**WRITTEN REQUEST:** Your job is to retype all of the data word for word, leaving every image out.
** start SUPPLIED RECORDS **
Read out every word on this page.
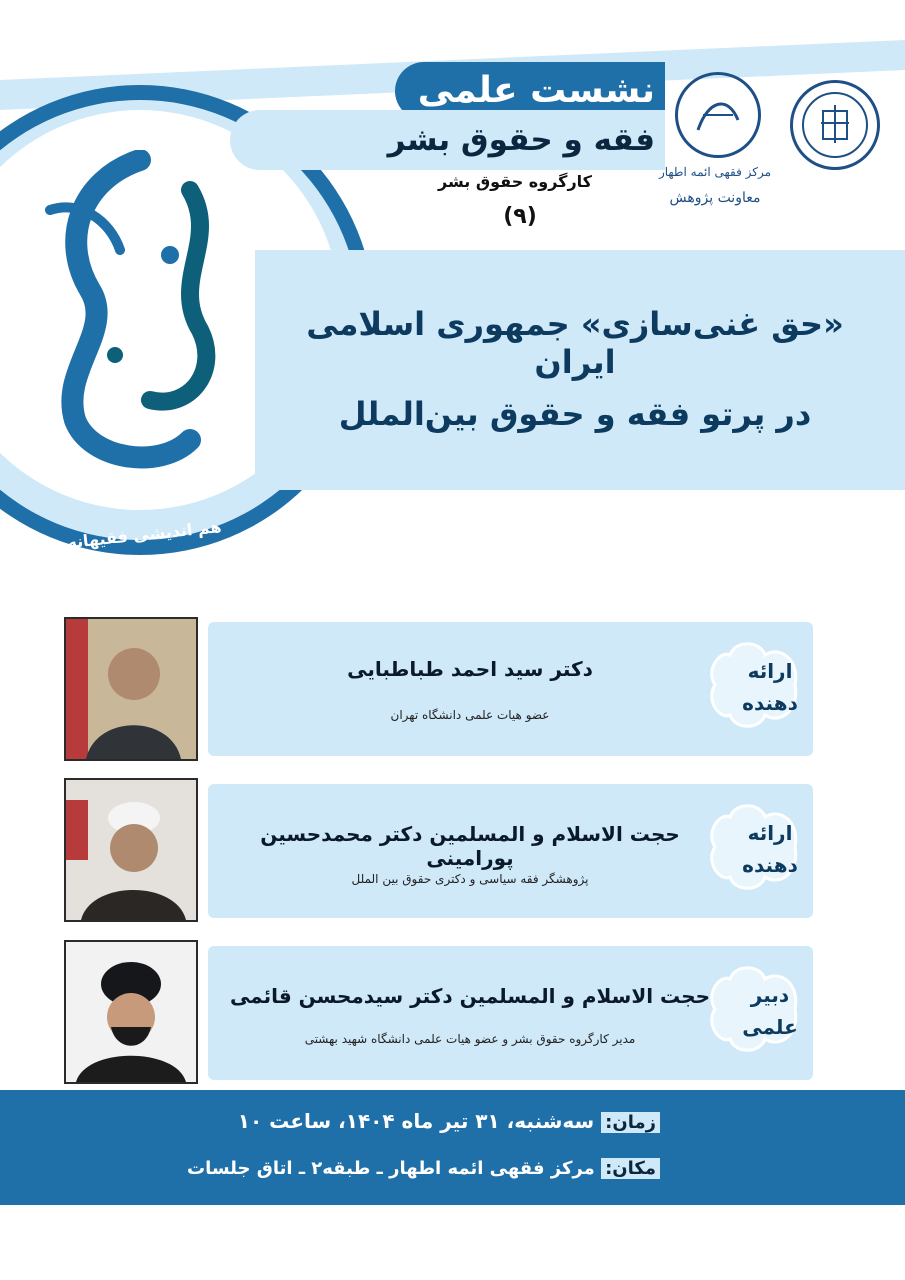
هم اندیشی فقیهانه
نشست علمی
فقه و حقوق بشر
کارگروه حقوق بشر
(۹)
مرکز فقهی ائمه اطهار
معاونت پژوهش
«حق غنی‌سازی» جمهوری اسلامی ایران
در پرتو فقه و حقوق بین‌الملل
ارائه
دهنده
دکتر سید احمد طباطبایی
عضو هیات علمی دانشگاه تهران
ارائه
دهنده
حجت الاسلام و المسلمین دکتر محمدحسین پورامینی
پژوهشگر فقه سیاسی و دکتری حقوق بین الملل
دبیر
علمی
حجت الاسلام و المسلمین دکتر سیدمحسن قائمی
مدیر کارگروه حقوق بشر و عضو هیات علمی دانشگاه شهید بهشتی
زمان: سه‌شنبه، ۳۱ تیر ماه ۱۴۰۴، ساعت ۱۰
مکان: مرکز فقهی ائمه اطهار ـ طبقه۲ ـ اتاق جلسات
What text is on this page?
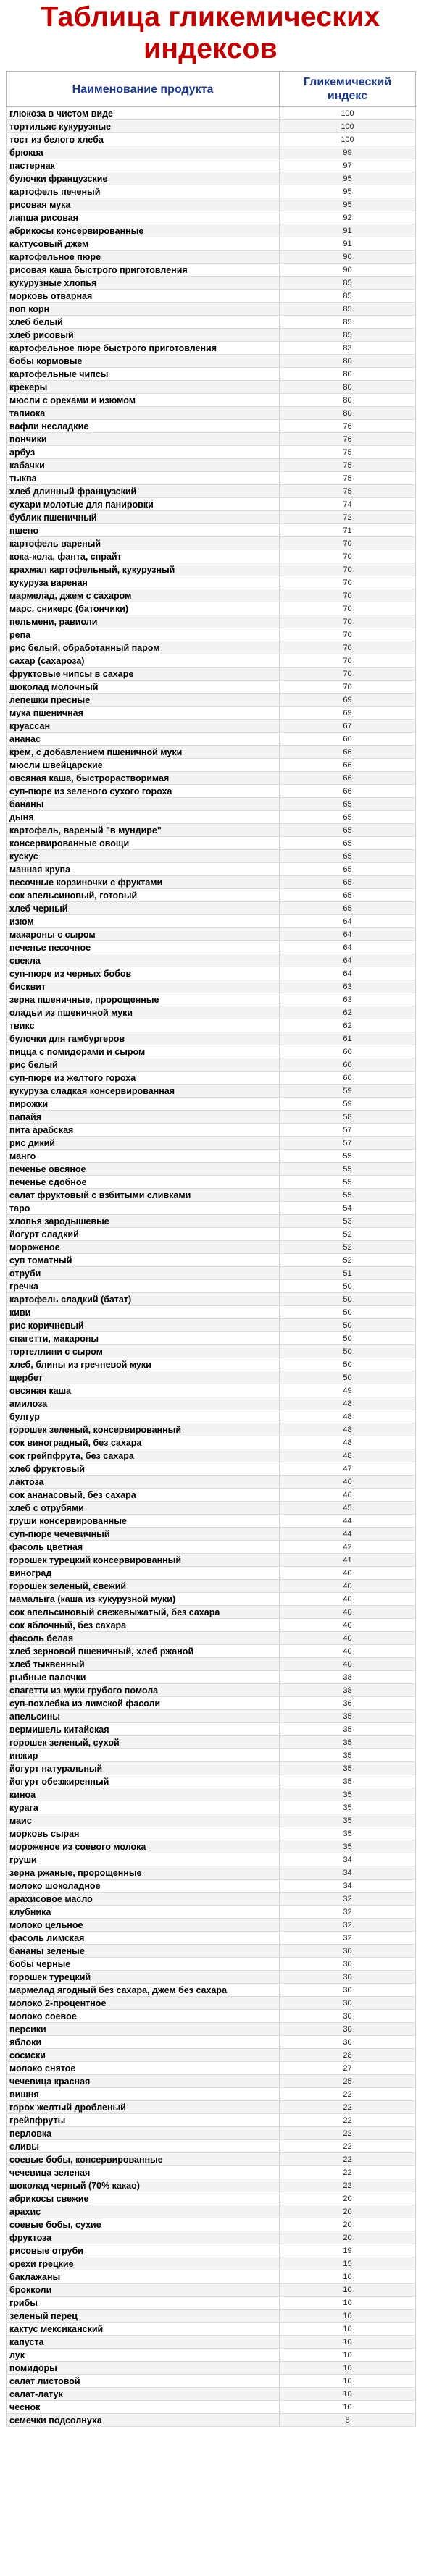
Таблица гликемических
индексов
Наименование продукта	Гликемический
индекс
глюкоза в чистом виде	100
тортильяс кукурузные	100
тост из белого хлеба	100
брюква	99
пастернак	97
булочки французские	95
картофель печеный	95
рисовая мука	95
лапша рисовая	92
абрикосы консервированные	91
кактусовый джем	91
картофельное пюре	90
рисовая каша быстрого приготовления	90
кукурузные хлопья	85
морковь отварная	85
поп корн	85
хлеб белый	85
хлеб рисовый	85
картофельное пюре быстрого приготовления	83
бобы кормовые	80
картофельные чипсы	80
крекеры	80
мюсли с орехами и изюмом	80
тапиока	80
вафли несладкие	76
пончики	76
арбуз	75
кабачки	75
тыква	75
хлеб длинный французский	75
сухари молотые для панировки	74
бублик пшеничный	72
пшено	71
картофель вареный	70
кока-кола, фанта, спрайт	70
крахмал картофельный, кукурузный	70
кукуруза вареная	70
мармелад, джем с сахаром	70
марс, сникерс (батончики)	70
пельмени, равиоли	70
репа	70
рис белый, обработанный паром	70
сахар (сахароза)	70
фруктовые чипсы в сахаре	70
шоколад молочный	70
лепешки пресные	69
мука пшеничная	69
круассан	67
ананас	66
крем, с добавлением пшеничной муки	66
мюсли швейцарские	66
овсяная каша, быстрорастворимая	66
суп-пюре из зеленого сухого гороха	66
бананы	65
дыня	65
картофель, вареный "в мундире"	65
консервированные овощи	65
кускус	65
манная крупа	65
песочные корзиночки с фруктами	65
сок апельсиновый, готовый	65
хлеб черный	65
изюм	64
макароны с сыром	64
печенье песочное	64
свекла	64
суп-пюре из черных бобов	64
бисквит	63
зерна пшеничные, пророщенные	63
оладьи из пшеничной муки	62
твикс	62
булочки для гамбургеров	61
пицца с помидорами и сыром	60
рис белый	60
суп-пюре из желтого гороха	60
кукуруза сладкая консервированная	59
пирожки	59
папайя	58
пита арабская	57
рис дикий	57
манго	55
печенье овсяное	55
печенье сдобное	55
салат фруктовый с взбитыми сливками	55
таро	54
хлопья зародышевые	53
йогурт сладкий	52
мороженое	52
суп томатный	52
отруби	51
гречка	50
картофель сладкий (батат)	50
киви	50
рис коричневый	50
спагетти, макароны	50
тортеллини с сыром	50
хлеб, блины из гречневой муки	50
щербет	50
овсяная каша	49
амилоза	48
булгур	48
горошек зеленый, консервированный	48
сок виноградный, без сахара	48
сок грейпфрута, без сахара	48
хлеб фруктовый	47
лактоза	46
сок ананасовый, без сахара	46
хлеб с отрубями	45
груши консервированные	44
суп-пюре чечевичный	44
фасоль цветная	42
горошек турецкий консервированный	41
виноград	40
горошек зеленый, свежий	40
мамалыга (каша из кукурузной муки)	40
сок апельсиновый свежевыжатый, без сахара	40
сок яблочный, без сахара	40
фасоль белая	40
хлеб зерновой пшеничный, хлеб ржаной	40
хлеб тыквенный	40
рыбные палочки	38
спагетти из муки грубого помола	38
суп-похлебка из лимской фасоли	36
апельсины	35
вермишель китайская	35
горошек зеленый, сухой	35
инжир	35
йогурт натуральный	35
йогурт обезжиренный	35
киноа	35
курага	35
маис	35
морковь сырая	35
мороженое из соевого молока	35
груши	34
зерна ржаные, пророщенные	34
молоко шоколадное	34
арахисовое масло	32
клубника	32
молоко цельное	32
фасоль лимская	32
бананы зеленые	30
бобы черные	30
горошек турецкий	30
мармелад ягодный без сахара, джем без сахара	30
молоко 2-процентное	30
молоко соевое	30
персики	30
яблоки	30
сосиски	28
молоко снятое	27
чечевица красная	25
вишня	22
горох желтый дробленый	22
грейпфруты	22
перловка	22
сливы	22
соевые бобы, консервированные	22
чечевица зеленая	22
шоколад черный (70% какао)	22
абрикосы свежие	20
арахис	20
соевые бобы, сухие	20
фруктоза	20
рисовые отруби	19
орехи грецкие	15
баклажаны	10
брокколи	10
грибы	10
зеленый перец	10
кактус мексиканский	10
капуста	10
лук	10
помидоры	10
салат листовой	10
салат-латук	10
чеснок	10
семечки подсолнуха	8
** end SUPPLIED RECORDS **
**ANSWER TO THIS TASK:**
Read out every word on this page.
هم اندیشی فقیهانه
نشست علمی
فقه و حقوق بشر
کارگروه حقوق بشر
(۹)
مرکز فقهی ائمه اطهار
معاونت پژوهش
«حق غنی‌سازی» جمهوری اسلامی ایران
در پرتو فقه و حقوق بین‌الملل
ارائه
دهنده
دکتر سید احمد طباطبایی
عضو هیات علمی دانشگاه تهران
ارائه
دهنده
حجت الاسلام و المسلمین دکتر محمدحسین پورامینی
پژوهشگر فقه سیاسی و دکتری حقوق بین الملل
دبیر
علمی
حجت الاسلام و المسلمین دکتر سیدمحسن قائمی
مدیر کارگروه حقوق بشر و عضو هیات علمی دانشگاه شهید بهشتی
زمان: سه‌شنبه، ۳۱ تیر ماه ۱۴۰۴، ساعت ۱۰
مکان: مرکز فقهی ائمه اطهار ـ طبقه۲ ـ اتاق جلسات
What text is on this page?
Таблица гликемических
индексов
Наименование продукта	Гликемический
индекс
глюкоза в чистом виде	100
тортильяс кукурузные	100
тост из белого хлеба	100
брюква	99
пастернак	97
булочки французские	95
картофель печеный	95
рисовая мука	95
лапша рисовая	92
абрикосы консервированные	91
кактусовый джем	91
картофельное пюре	90
рисовая каша быстрого приготовления	90
кукурузные хлопья	85
морковь отварная	85
поп корн	85
хлеб белый	85
хлеб рисовый	85
картофельное пюре быстрого приготовления	83
бобы кормовые	80
картофельные чипсы	80
крекеры	80
мюсли с орехами и изюмом	80
тапиока	80
вафли несладкие	76
пончики	76
арбуз	75
кабачки	75
тыква	75
хлеб длинный французский	75
сухари молотые для панировки	74
бублик пшеничный	72
пшено	71
картофель вареный	70
кока-кола, фанта, спрайт	70
крахмал картофельный, кукурузный	70
кукуруза вареная	70
мармелад, джем с сахаром	70
марс, сникерс (батончики)	70
пельмени, равиоли	70
репа	70
рис белый, обработанный паром	70
сахар (сахароза)	70
фруктовые чипсы в сахаре	70
шоколад молочный	70
лепешки пресные	69
мука пшеничная	69
круассан	67
ананас	66
крем, с добавлением пшеничной муки	66
мюсли швейцарские	66
овсяная каша, быстрорастворимая	66
суп-пюре из зеленого сухого гороха	66
бананы	65
дыня	65
картофель, вареный "в мундире"	65
консервированные овощи	65
кускус	65
манная крупа	65
песочные корзиночки с фруктами	65
сок апельсиновый, готовый	65
хлеб черный	65
изюм	64
макароны с сыром	64
печенье песочное	64
свекла	64
суп-пюре из черных бобов	64
бисквит	63
зерна пшеничные, пророщенные	63
оладьи из пшеничной муки	62
твикс	62
булочки для гамбургеров	61
пицца с помидорами и сыром	60
рис белый	60
суп-пюре из желтого гороха	60
кукуруза сладкая консервированная	59
пирожки	59
папайя	58
пита арабская	57
рис дикий	57
манго	55
печенье овсяное	55
печенье сдобное	55
салат фруктовый с взбитыми сливками	55
таро	54
хлопья зародышевые	53
йогурт сладкий	52
мороженое	52
суп томатный	52
отруби	51
гречка	50
картофель сладкий (батат)	50
киви	50
рис коричневый	50
спагетти, макароны	50
тортеллини с сыром	50
хлеб, блины из гречневой муки	50
щербет	50
овсяная каша	49
амилоза	48
булгур	48
горошек зеленый, консервированный	48
сок виноградный, без сахара	48
сок грейпфрута, без сахара	48
хлеб фруктовый	47
лактоза	46
сок ананасовый, без сахара	46
хлеб с отрубями	45
груши консервированные	44
суп-пюре чечевичный	44
фасоль цветная	42
горошек турецкий консервированный	41
виноград	40
горошек зеленый, свежий	40
мамалыга (каша из кукурузной муки)	40
сок апельсиновый свежевыжатый, без сахара	40
сок яблочный, без сахара	40
фасоль белая	40
хлеб зерновой пшеничный, хлеб ржаной	40
хлеб тыквенный	40
рыбные палочки	38
спагетти из муки грубого помола	38
суп-похлебка из лимской фасоли	36
апельсины	35
вермишель китайская	35
горошек зеленый, сухой	35
инжир	35
йогурт натуральный	35
йогурт обезжиренный	35
киноа	35
курага	35
маис	35
морковь сырая	35
мороженое из соевого молока	35
груши	34
зерна ржаные, пророщенные	34
молоко шоколадное	34
арахисовое масло	32
клубника	32
молоко цельное	32
фасоль лимская	32
бананы зеленые	30
бобы черные	30
горошек турецкий	30
мармелад ягодный без сахара, джем без сахара	30
молоко 2-процентное	30
молоко соевое	30
персики	30
яблоки	30
сосиски	28
молоко снятое	27
чечевица красная	25
вишня	22
горох желтый дробленый	22
грейпфруты	22
перловка	22
сливы	22
соевые бобы, консервированные	22
чечевица зеленая	22
шоколад черный (70% какао)	22
абрикосы свежие	20
арахис	20
соевые бобы, сухие	20
фруктоза	20
рисовые отруби	19
орехи грецкие	15
баклажаны	10
брокколи	10
грибы	10
зеленый перец	10
кактус мексиканский	10
капуста	10
лук	10
помидоры	10
салат листовой	10
салат-латук	10
чеснок	10
семечки подсолнуха	8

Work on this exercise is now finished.